WHAT YOU ARE ASKED TO DO: Go through the records and extract every line with the word "临时女儿".

DATA FOR THIS TASK:

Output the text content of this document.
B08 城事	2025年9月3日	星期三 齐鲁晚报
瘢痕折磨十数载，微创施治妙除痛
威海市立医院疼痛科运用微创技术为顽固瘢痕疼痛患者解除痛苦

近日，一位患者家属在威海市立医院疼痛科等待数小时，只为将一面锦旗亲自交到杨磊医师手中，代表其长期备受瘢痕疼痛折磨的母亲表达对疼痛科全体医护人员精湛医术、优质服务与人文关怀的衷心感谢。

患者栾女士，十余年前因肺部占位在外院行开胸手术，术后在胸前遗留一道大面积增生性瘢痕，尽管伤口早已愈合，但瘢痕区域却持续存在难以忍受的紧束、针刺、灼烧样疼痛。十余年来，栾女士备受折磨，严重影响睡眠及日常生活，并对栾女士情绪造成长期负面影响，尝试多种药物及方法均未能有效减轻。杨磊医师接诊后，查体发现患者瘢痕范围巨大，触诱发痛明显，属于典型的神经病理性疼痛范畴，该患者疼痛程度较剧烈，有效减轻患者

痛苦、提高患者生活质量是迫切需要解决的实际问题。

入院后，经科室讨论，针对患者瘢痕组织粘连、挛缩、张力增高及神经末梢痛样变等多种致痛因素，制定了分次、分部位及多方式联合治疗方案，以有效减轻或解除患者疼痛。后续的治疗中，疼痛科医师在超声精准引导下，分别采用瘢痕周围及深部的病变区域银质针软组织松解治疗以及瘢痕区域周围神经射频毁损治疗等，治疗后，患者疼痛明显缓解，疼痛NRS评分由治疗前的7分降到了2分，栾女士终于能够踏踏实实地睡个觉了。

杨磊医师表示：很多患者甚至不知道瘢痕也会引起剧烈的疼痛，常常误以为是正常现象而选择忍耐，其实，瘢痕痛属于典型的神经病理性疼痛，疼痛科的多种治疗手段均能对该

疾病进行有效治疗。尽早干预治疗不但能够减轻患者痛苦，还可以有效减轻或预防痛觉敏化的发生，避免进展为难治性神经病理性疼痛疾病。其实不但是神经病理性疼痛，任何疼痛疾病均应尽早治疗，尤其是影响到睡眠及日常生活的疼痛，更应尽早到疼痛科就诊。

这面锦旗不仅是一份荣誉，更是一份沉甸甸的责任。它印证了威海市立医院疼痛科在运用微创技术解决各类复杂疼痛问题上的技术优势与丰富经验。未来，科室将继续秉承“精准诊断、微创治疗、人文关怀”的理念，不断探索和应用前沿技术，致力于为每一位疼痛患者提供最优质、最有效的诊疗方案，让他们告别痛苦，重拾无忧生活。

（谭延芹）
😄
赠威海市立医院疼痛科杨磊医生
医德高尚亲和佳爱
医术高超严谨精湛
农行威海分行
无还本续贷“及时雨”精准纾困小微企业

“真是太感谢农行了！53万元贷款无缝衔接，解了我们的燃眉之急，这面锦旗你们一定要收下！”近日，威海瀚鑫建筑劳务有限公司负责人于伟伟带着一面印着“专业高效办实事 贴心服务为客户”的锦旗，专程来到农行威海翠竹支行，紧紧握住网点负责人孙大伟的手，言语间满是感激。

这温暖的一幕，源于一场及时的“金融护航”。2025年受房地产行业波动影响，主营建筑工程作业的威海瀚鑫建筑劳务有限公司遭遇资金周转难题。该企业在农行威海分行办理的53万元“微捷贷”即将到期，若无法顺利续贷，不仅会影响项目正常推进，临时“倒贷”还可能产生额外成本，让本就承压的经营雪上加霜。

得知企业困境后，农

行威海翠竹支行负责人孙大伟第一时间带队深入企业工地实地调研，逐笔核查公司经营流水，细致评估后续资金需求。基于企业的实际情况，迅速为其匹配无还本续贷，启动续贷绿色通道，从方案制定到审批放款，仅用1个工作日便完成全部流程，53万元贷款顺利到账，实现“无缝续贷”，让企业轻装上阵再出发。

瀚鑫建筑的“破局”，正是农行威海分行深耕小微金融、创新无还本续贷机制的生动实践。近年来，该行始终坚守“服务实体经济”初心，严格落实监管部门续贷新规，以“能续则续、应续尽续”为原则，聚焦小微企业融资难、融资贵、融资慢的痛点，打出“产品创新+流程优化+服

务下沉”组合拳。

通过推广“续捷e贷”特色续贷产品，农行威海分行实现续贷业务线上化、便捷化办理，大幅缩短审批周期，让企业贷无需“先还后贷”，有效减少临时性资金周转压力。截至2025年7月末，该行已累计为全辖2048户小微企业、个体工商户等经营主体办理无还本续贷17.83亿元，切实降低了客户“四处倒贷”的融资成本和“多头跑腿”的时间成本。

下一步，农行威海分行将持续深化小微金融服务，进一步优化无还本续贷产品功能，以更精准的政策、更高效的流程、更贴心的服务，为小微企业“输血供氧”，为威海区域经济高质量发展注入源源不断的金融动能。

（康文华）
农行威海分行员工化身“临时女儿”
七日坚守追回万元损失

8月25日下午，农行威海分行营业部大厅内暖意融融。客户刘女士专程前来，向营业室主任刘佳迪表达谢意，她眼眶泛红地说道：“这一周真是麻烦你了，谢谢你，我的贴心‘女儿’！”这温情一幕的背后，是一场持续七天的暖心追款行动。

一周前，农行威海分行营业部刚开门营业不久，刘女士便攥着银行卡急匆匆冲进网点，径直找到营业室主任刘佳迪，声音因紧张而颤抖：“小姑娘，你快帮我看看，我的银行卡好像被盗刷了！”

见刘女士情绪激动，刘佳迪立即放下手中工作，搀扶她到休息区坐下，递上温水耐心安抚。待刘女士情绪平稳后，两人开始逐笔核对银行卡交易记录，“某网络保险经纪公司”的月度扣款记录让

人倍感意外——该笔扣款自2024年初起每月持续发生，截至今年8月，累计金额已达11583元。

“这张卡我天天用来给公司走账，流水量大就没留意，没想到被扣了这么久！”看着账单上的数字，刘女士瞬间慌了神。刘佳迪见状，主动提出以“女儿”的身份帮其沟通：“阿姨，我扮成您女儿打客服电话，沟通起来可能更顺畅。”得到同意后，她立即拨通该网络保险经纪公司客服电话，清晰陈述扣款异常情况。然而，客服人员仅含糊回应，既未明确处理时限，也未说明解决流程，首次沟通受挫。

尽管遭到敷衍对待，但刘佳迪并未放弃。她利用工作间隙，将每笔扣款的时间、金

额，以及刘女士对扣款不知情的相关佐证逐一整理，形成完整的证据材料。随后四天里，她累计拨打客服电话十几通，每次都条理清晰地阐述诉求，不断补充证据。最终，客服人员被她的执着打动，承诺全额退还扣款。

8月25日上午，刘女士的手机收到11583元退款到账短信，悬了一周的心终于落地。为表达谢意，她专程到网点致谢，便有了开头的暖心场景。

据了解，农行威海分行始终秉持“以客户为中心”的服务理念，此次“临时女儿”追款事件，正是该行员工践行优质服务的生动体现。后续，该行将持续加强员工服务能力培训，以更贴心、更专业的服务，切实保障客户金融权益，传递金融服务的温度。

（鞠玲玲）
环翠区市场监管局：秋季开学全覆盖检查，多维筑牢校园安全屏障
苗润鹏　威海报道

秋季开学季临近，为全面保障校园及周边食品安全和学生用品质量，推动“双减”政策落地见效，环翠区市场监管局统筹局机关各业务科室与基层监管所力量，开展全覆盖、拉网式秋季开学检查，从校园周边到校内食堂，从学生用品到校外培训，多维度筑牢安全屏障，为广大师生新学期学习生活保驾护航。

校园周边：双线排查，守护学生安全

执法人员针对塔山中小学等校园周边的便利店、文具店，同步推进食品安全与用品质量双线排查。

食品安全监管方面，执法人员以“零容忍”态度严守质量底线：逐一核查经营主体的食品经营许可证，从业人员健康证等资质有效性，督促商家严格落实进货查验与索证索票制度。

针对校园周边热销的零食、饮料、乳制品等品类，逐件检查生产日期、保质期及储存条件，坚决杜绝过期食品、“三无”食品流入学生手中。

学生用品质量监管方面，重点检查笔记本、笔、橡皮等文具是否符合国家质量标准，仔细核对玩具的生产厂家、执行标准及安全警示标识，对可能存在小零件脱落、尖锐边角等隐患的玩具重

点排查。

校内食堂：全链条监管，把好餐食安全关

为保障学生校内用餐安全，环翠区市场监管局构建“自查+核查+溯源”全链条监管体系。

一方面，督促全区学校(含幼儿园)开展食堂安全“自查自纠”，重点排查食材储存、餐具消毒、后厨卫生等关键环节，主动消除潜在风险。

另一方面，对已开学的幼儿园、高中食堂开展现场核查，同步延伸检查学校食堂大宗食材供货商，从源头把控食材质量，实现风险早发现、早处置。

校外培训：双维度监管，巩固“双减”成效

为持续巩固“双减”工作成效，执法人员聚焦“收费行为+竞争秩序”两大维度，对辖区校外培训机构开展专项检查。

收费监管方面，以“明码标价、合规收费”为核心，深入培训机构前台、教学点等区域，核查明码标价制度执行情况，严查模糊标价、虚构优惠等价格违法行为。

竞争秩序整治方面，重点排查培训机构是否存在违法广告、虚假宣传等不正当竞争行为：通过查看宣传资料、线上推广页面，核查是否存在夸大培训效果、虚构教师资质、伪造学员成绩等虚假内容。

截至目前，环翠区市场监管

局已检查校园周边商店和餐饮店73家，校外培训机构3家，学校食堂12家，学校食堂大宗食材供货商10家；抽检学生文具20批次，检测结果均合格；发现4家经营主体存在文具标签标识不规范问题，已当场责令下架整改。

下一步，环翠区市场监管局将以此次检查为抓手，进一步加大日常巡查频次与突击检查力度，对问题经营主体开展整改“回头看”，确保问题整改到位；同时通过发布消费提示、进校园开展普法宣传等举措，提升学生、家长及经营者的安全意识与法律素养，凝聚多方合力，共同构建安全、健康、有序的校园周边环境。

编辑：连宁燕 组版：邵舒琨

ANSWER TO THE PROBLEM:
农行威海分行员工化身“临时女儿”
据了解，农行威海分行始终秉持“以客户为中心”的服务理念，此次“临时女儿”追款事件，正是该行员工践行优质服务的生动体现。后续，该行将持续加强员工服务能力培训，以更贴心、更专业的服务，切实保障客户金融权益，传递金融服务的温度。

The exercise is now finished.